▶ What is needed
Search the material for the string "JSON", then return every line where it is found.

▶ Entries provided
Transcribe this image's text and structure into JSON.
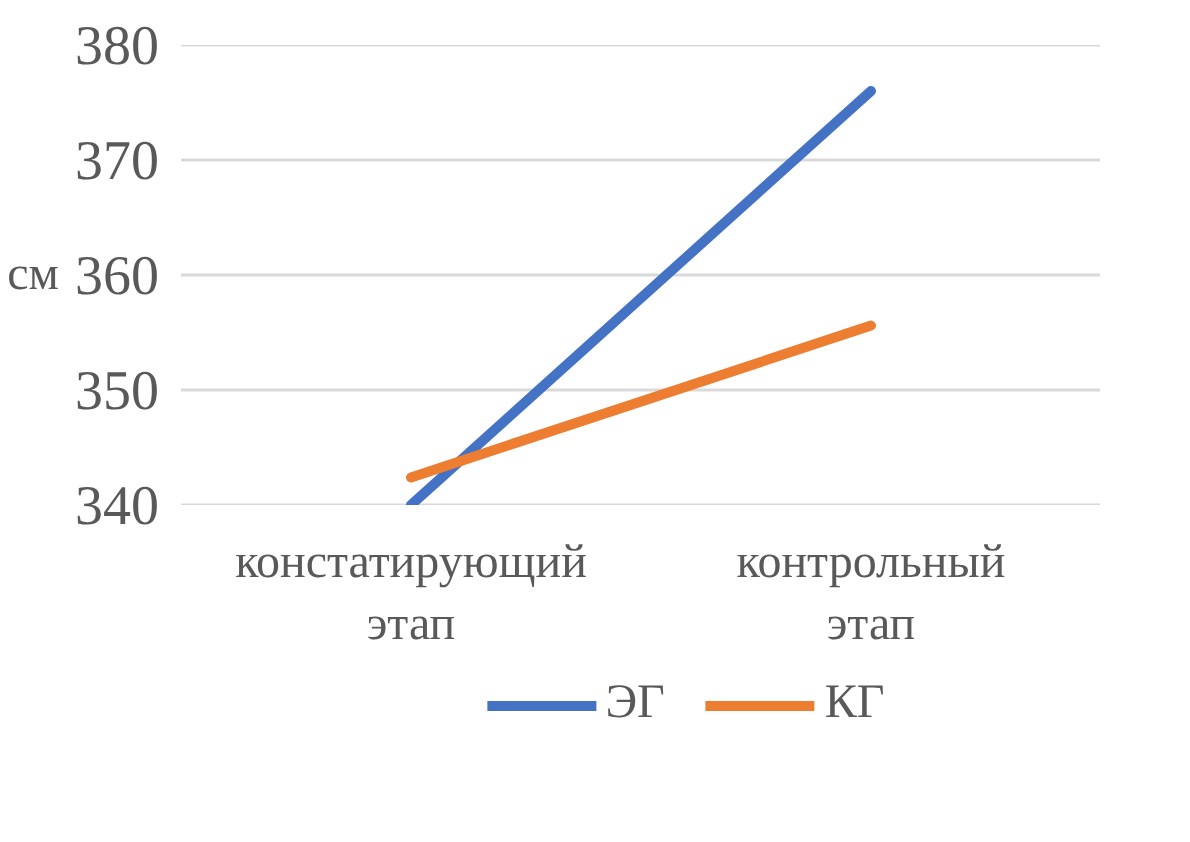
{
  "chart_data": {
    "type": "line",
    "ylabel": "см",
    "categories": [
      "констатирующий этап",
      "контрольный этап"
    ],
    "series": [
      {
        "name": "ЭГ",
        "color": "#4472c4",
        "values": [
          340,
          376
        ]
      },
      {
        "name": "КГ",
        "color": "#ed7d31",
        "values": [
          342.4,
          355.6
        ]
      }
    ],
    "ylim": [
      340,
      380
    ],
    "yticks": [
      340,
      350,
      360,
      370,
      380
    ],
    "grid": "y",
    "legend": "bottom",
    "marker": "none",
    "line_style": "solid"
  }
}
==
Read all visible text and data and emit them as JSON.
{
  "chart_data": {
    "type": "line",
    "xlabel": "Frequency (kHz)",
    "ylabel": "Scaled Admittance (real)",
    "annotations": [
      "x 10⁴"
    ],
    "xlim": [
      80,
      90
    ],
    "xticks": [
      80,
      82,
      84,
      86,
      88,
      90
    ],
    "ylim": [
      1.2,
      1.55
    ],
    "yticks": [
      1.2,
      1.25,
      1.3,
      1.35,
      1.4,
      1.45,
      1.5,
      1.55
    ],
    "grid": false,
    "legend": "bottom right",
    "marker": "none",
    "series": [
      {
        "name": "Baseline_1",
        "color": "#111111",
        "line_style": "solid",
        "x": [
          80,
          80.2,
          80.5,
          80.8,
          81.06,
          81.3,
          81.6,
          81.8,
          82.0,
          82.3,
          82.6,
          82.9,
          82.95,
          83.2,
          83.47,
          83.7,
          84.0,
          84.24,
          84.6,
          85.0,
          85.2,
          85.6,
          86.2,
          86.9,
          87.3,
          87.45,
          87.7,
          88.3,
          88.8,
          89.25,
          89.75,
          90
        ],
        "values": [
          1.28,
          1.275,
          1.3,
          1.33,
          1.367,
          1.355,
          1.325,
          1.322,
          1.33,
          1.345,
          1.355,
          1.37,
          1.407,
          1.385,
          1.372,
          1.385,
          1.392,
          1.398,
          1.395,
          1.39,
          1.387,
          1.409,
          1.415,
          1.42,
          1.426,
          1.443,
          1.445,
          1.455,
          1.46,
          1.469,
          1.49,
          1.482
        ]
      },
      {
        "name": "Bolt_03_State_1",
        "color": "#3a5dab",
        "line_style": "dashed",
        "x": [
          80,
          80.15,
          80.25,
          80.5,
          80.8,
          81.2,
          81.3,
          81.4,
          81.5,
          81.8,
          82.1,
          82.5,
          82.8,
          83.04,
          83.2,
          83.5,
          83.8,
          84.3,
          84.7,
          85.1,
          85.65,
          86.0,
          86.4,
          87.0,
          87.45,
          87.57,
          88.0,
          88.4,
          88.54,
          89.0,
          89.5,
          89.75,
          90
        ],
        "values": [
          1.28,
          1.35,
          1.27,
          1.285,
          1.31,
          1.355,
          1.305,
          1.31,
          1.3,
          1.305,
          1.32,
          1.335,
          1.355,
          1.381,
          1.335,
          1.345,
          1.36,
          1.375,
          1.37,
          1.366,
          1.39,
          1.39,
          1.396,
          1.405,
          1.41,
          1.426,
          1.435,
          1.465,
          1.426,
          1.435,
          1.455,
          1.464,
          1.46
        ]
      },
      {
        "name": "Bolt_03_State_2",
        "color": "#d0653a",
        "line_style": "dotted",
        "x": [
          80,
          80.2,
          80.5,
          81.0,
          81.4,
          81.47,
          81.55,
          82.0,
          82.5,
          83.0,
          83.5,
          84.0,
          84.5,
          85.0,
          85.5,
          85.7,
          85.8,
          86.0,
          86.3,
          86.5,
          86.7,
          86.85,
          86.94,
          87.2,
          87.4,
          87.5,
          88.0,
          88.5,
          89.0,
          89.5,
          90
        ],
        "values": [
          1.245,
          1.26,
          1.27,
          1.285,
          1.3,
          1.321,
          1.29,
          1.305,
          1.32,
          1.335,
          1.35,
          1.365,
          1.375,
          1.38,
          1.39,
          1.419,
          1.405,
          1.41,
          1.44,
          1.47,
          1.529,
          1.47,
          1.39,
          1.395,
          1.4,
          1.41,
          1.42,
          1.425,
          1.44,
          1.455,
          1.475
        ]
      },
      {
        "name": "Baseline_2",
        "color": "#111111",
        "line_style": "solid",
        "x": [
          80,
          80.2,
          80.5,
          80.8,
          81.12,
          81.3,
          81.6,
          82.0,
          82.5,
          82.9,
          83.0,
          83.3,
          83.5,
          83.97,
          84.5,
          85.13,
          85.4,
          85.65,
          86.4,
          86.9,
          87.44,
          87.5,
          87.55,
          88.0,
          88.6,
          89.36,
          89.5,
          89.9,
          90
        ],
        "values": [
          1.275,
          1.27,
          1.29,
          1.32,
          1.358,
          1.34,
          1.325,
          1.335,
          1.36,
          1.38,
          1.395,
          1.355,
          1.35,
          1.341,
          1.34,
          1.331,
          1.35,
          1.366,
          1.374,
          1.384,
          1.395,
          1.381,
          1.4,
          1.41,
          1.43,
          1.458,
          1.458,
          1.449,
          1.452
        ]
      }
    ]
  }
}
...
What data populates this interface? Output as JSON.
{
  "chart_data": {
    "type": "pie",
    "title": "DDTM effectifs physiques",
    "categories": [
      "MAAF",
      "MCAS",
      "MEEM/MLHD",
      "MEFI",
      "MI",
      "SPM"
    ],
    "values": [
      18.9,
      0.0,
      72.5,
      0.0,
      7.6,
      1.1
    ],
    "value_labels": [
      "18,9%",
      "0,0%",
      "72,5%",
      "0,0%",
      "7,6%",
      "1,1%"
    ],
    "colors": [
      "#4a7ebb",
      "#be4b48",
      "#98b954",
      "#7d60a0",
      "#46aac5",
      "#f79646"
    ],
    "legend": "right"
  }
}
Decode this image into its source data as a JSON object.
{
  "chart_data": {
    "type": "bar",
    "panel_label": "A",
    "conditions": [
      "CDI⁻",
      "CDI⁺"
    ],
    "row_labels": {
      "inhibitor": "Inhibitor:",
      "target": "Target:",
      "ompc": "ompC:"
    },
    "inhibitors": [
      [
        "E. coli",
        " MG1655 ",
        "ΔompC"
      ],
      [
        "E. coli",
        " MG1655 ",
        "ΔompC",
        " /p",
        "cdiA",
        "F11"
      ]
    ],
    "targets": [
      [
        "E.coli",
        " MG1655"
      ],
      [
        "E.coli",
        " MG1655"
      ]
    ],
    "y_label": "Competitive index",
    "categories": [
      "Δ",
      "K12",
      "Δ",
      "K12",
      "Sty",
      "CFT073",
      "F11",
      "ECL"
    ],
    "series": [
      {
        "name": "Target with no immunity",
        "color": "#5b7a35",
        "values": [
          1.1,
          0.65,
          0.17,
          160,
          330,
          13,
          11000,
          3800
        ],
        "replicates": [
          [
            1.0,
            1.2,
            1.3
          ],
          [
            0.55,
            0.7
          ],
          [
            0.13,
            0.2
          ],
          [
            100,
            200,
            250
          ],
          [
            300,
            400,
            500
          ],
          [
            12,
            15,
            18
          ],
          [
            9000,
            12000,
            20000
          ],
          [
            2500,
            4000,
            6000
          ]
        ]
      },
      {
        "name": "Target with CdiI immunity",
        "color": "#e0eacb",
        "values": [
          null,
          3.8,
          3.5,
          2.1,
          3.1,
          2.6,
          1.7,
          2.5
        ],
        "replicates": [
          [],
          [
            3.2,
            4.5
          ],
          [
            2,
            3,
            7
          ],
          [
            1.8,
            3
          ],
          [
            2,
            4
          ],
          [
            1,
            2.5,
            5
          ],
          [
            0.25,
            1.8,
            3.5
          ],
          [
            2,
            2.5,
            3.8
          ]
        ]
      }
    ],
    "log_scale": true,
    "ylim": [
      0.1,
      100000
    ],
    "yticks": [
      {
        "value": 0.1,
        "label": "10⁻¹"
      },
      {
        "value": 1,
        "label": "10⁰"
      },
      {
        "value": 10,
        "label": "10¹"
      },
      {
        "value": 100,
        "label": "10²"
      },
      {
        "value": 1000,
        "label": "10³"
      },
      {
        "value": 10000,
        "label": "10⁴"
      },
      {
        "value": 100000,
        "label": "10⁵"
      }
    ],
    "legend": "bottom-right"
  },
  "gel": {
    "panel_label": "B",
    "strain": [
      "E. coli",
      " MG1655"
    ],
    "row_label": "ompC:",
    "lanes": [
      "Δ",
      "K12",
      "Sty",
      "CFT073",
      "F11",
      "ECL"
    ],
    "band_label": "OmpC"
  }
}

▶ Problem solution
Transcribe this image's text and structure into JSON.
Read all visible text and data and emit them as JSON.
What data populates this interface? Output as JSON.
Decode this image into its source data as a JSON object.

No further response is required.